# DOCUMENT TEXT

In 1999, it is not realistic to expect this kind of data
rate from inexpensive network components. There are however
many ways to bridge the gap between what is available and
what we would like.
Firstly, to get interactive rates, it is not necessary
to produce new images at monitor refresh rates. Cinema and
television successfully use frame rates of 24-30 Hz. Video
games are considered to have a fluid animation when they
have frame rates in excess of 20 Hz. We can therefore set
a more realistic frame rate goal of 20-30 Hz.
Figure 3: Pipelining in Sepia.
Secondly, we can add on-the-fly compression so that we
can reduce the network bandwidth required. Given the high
data rates, it is impossible to implement a complex compression
algorithm. A simple compression algorithm has been designed
for Sepia, using first or second-order differences and a
simple entropy coding. From our experiments, this algorithm
leads to compression ratios in excess of 1.5.
Thirdly, not all compositing algorithms use RGB.Z. Our
sort-last version typically uses only RGBZ with a 24-bit
Z, so the pixels are transmitted in 6 bytes per pixel form.
Sort-middle algorithms use only color information: RGB, so
the pixel size is only 3 bytes in that case.
Finally, if the bandwidth provided by the network is still
too low, it is possible to cut the screen into different
parts (in a sort-middle fashion) and render the different
portions on different pipelines, with either one screen per
pipeline at the end or a special combining frame buffer.
This solution is a step backward for sort-last algorithms
as it involves duplicating data sets and rendering, but it
might be the only solution to get the required frame rate.
In summary, for a frame size of 2.4 Mpel, a frame rate
of 30 Hz, 6 bytes per pixel and a compression ratio of 1.5,
we would need a network bandwidth of 288 MB/s (in each direction
with switching capabilities), which is close to what is available
today. For smaller frame sizes than HDTV, like 1280x1024,
we would need a network bandwidth of 155 MB/s full duplex,
which will be available this year.

# TASK INPUT

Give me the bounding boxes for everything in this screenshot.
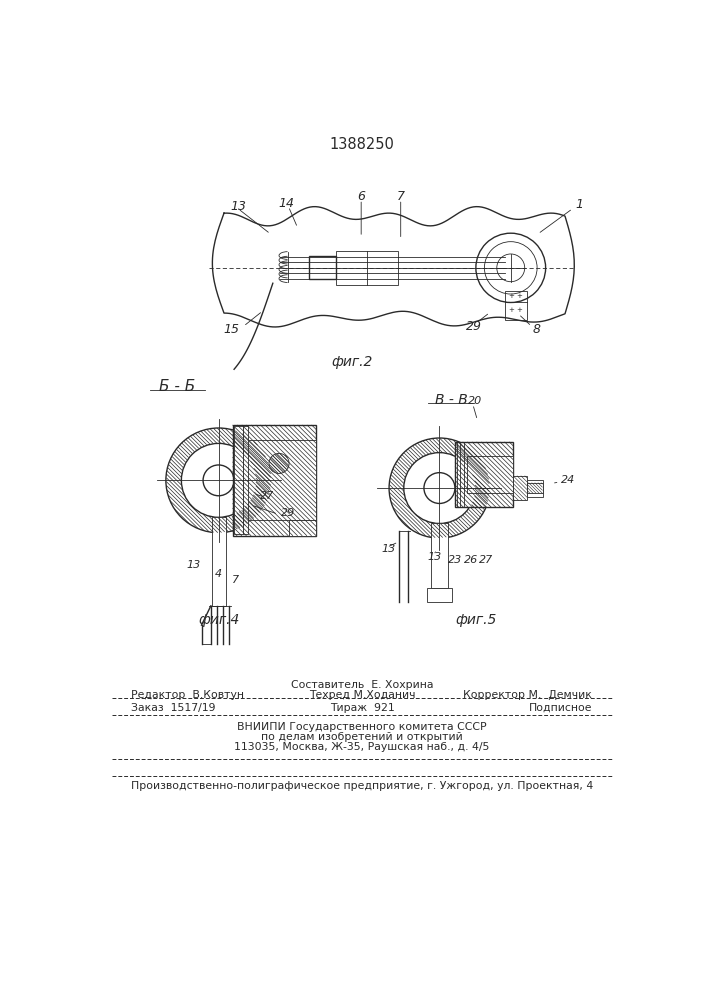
Text: В - В: В - В xyxy=(435,393,467,407)
Text: 13: 13 xyxy=(230,200,246,213)
Bar xyxy=(309,256,337,279)
Text: Подписное: Подписное xyxy=(529,703,592,713)
Text: 23: 23 xyxy=(448,555,462,565)
Text: +: + xyxy=(508,293,514,299)
Circle shape xyxy=(166,428,271,533)
Text: по делам изобретений и открытий: по делам изобретений и открытий xyxy=(261,732,463,742)
Bar xyxy=(527,483,542,493)
Bar xyxy=(234,426,243,534)
Bar xyxy=(455,442,513,507)
Circle shape xyxy=(182,443,256,517)
Text: 27: 27 xyxy=(260,491,275,501)
Text: 4: 4 xyxy=(215,569,222,579)
Text: 24: 24 xyxy=(561,475,575,485)
Text: 15: 15 xyxy=(223,323,240,336)
Bar xyxy=(243,426,248,534)
Text: Заказ  1517/19: Заказ 1517/19 xyxy=(131,703,216,713)
Text: 26: 26 xyxy=(464,555,478,565)
Bar xyxy=(211,517,226,606)
Text: 14: 14 xyxy=(278,197,294,210)
Text: 7: 7 xyxy=(397,190,404,204)
Text: 6: 6 xyxy=(357,190,366,204)
Text: 29: 29 xyxy=(281,508,295,518)
Bar xyxy=(506,291,527,320)
Circle shape xyxy=(269,453,289,473)
Bar xyxy=(337,251,398,285)
Text: фиг.5: фиг.5 xyxy=(455,613,496,627)
Text: 13: 13 xyxy=(186,560,200,570)
Text: 13: 13 xyxy=(427,552,441,562)
Text: Производственно-полиграфическое предприятие, г. Ужгород, ул. Проектная, 4: Производственно-полиграфическое предприя… xyxy=(131,781,593,791)
Text: Б - Б: Б - Б xyxy=(159,379,196,394)
Text: Редактор  В.Ковтун: Редактор В.Ковтун xyxy=(131,690,244,700)
Text: 7: 7 xyxy=(232,575,239,585)
Text: Корректор М.  Демчик: Корректор М. Демчик xyxy=(463,690,592,700)
Text: 113035, Москва, Ж-35, Раушская наб., д. 4/5: 113035, Москва, Ж-35, Раушская наб., д. … xyxy=(234,742,490,752)
Bar xyxy=(431,523,448,588)
Text: 1388250: 1388250 xyxy=(329,137,395,152)
Bar xyxy=(427,588,452,602)
Text: 13: 13 xyxy=(381,544,396,554)
Bar xyxy=(289,520,316,536)
Text: 27: 27 xyxy=(479,555,493,565)
Text: 29: 29 xyxy=(467,320,482,333)
Text: +: + xyxy=(516,293,522,299)
Text: фиг.4: фиг.4 xyxy=(198,613,239,627)
Text: Составитель  Е. Хохрина: Составитель Е. Хохрина xyxy=(291,680,433,690)
Circle shape xyxy=(389,438,490,538)
Circle shape xyxy=(404,453,475,523)
Bar xyxy=(467,456,513,493)
Bar xyxy=(233,425,316,536)
Text: 20: 20 xyxy=(468,396,482,406)
Circle shape xyxy=(424,473,455,503)
Text: 8: 8 xyxy=(532,323,540,336)
Text: ВНИИПИ Государственного комитета СССР: ВНИИПИ Государственного комитета СССР xyxy=(237,722,486,732)
Bar xyxy=(527,480,542,497)
Circle shape xyxy=(203,465,234,496)
Bar xyxy=(243,440,316,520)
Text: +: + xyxy=(508,307,514,313)
Text: +: + xyxy=(516,307,522,313)
Text: 1: 1 xyxy=(575,198,583,211)
Text: фиг.2: фиг.2 xyxy=(331,355,373,369)
Text: Тираж  921: Тираж 921 xyxy=(329,703,395,713)
Text: Техред М.Хoданич: Техред М.Хoданич xyxy=(309,690,415,700)
Bar xyxy=(513,476,527,500)
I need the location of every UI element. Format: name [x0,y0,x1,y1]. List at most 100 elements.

# PROBLEMS
A. From the passage on network bandwidth, rewrite the portion starting at "Firstly, to get" and ending at "excess of 1.5.", putting "hertz" wherever "Hz" appears.
B. Please write out the lines of the records starting at the line that contains "Text: В - В: В - В xyxy=(435,393,467,407)" and ending at the line that contains "Text: 14: 14 xyxy=(278,197,294,210)", with both of those lines included and nothing else.

# RESULTS FOR EACH TASK
A.
Firstly, to get interactive rates, it is not necessary
to produce new images at monitor refresh rates. Cinema and
television successfully use frame rates of 24-30 hertz. Video
games are considered to have a fluid animation when they
have frame rates in excess of 20 hertz. We can therefore set
a more realistic frame rate goal of 20-30 hertz.
Figure 3: Pipelining in Sepia.
Secondly, we can add on-the-fly compression so that we
can reduce the network bandwidth required. Given the high
data rates, it is impossible to implement a complex compression
algorithm. A simple compression algorithm has been designed
for Sepia, using first or second-order differences and a
simple entropy coding. From our experiments, this algorithm
leads to compression ratios in excess of 1.5.

B.
Text: В - В: В - В xyxy=(435,393,467,407)
Text: 13: 13 xyxy=(230,200,246,213)
Bar xyxy=(309,256,337,279)
Text: Подписное: Подписное xyxy=(529,703,592,713)
Text: 23: 23 xyxy=(448,555,462,565)
Text: +: + xyxy=(508,293,514,299)
Circle shape xyxy=(166,428,271,533)
Text: по делам изобретений и открытий: по делам изобретений и открытий xyxy=(261,732,463,742)
Bar xyxy=(527,483,542,493)
Bar xyxy=(234,426,243,534)
Bar xyxy=(455,442,513,507)
Circle shape xyxy=(182,443,256,517)
Text: 27: 27 xyxy=(260,491,275,501)
Text: 4: 4 xyxy=(215,569,222,579)
Text: 24: 24 xyxy=(561,475,575,485)
Text: 15: 15 xyxy=(223,323,240,336)
Bar xyxy=(243,426,248,534)
Text: Заказ  1517/19: Заказ 1517/19 xyxy=(131,703,216,713)
Text: 26: 26 xyxy=(464,555,478,565)
Bar xyxy=(211,517,226,606)
Text: 14: 14 xyxy=(278,197,294,210)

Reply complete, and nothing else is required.